▶ [Written problem]
Go through the listing below and gather every line with the word "слова".

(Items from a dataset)
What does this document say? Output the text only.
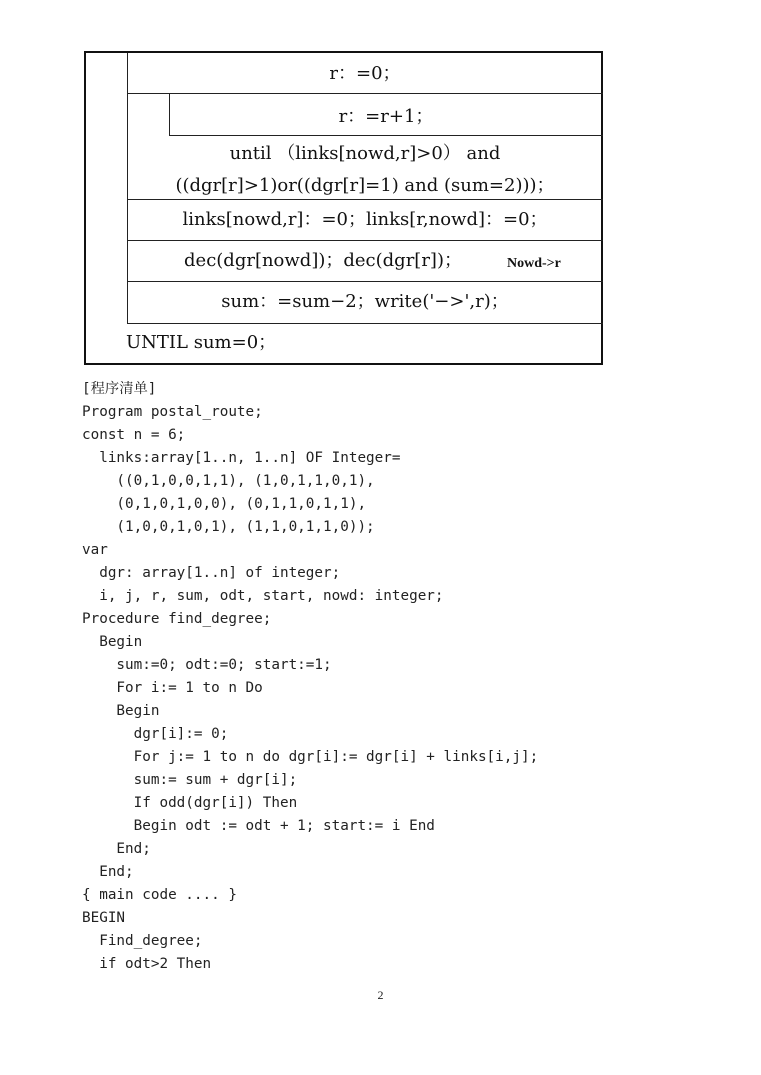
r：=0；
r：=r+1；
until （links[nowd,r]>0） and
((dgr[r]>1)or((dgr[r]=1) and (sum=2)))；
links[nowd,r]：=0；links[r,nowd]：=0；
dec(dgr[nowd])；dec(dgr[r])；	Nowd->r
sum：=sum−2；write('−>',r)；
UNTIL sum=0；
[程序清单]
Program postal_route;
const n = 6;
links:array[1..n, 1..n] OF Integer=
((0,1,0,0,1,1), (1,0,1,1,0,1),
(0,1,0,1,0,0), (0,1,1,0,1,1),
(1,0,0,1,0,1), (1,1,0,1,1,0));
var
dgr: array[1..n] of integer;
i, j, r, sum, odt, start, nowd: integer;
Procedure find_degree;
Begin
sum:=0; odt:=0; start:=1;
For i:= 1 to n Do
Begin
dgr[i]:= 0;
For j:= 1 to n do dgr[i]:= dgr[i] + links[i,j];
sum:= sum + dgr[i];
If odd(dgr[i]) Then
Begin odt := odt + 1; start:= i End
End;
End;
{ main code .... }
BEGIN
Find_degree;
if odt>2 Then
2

---

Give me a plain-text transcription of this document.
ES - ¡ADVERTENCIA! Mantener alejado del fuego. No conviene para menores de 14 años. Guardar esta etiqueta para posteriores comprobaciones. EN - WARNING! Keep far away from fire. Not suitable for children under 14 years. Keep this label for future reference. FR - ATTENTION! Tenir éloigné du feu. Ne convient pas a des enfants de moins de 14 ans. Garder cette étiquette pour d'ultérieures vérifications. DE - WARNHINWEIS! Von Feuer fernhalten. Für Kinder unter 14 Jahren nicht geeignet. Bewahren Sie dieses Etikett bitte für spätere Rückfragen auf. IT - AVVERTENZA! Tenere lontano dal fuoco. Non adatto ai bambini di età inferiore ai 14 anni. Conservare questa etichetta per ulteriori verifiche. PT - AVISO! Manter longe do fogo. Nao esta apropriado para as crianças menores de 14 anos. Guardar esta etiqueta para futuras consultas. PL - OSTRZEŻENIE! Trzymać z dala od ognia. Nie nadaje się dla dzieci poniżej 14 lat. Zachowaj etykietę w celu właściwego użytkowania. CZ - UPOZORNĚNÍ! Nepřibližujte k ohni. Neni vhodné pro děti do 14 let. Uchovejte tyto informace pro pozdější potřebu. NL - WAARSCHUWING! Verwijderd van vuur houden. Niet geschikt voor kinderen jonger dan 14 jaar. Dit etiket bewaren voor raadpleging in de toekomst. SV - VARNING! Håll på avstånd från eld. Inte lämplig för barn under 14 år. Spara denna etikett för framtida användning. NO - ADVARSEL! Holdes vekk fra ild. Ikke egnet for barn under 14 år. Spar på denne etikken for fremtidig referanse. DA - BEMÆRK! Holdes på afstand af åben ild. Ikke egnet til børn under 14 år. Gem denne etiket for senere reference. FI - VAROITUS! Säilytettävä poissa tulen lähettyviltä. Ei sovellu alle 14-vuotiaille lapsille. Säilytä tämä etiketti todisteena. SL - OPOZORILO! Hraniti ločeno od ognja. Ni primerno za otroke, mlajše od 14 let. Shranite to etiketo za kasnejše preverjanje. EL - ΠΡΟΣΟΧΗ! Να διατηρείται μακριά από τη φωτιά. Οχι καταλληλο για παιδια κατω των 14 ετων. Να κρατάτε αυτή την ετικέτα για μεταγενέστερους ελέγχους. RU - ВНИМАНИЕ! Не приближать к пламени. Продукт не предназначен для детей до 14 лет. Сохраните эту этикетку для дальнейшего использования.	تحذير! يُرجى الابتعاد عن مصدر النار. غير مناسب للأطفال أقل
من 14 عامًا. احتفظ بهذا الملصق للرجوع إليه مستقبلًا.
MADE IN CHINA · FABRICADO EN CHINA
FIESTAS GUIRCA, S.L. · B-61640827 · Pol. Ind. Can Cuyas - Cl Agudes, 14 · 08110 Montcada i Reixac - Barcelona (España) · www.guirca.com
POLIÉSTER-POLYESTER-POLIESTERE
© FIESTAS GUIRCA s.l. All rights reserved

==

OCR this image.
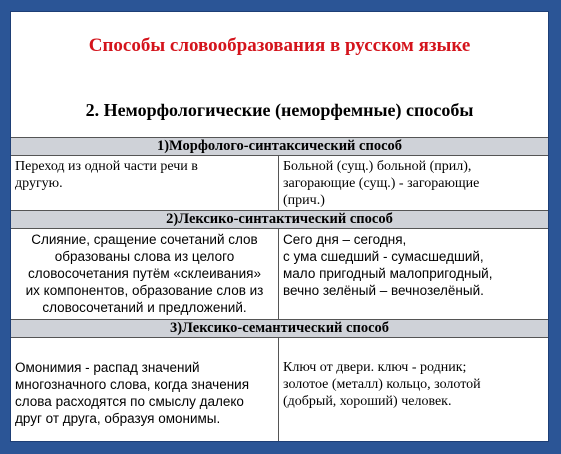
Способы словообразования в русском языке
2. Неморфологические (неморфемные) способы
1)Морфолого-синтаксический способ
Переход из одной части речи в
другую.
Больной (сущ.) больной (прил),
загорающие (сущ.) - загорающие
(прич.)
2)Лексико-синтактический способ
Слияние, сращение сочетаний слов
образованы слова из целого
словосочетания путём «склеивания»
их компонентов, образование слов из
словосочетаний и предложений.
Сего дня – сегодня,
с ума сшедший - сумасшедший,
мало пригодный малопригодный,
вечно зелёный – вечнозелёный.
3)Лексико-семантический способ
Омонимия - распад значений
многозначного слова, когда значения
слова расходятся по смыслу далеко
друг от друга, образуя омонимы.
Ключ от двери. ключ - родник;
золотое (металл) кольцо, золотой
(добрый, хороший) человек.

▶ [Task answer]
образованы слова из целого
многозначного слова, когда значения
слова расходятся по смыслу далеко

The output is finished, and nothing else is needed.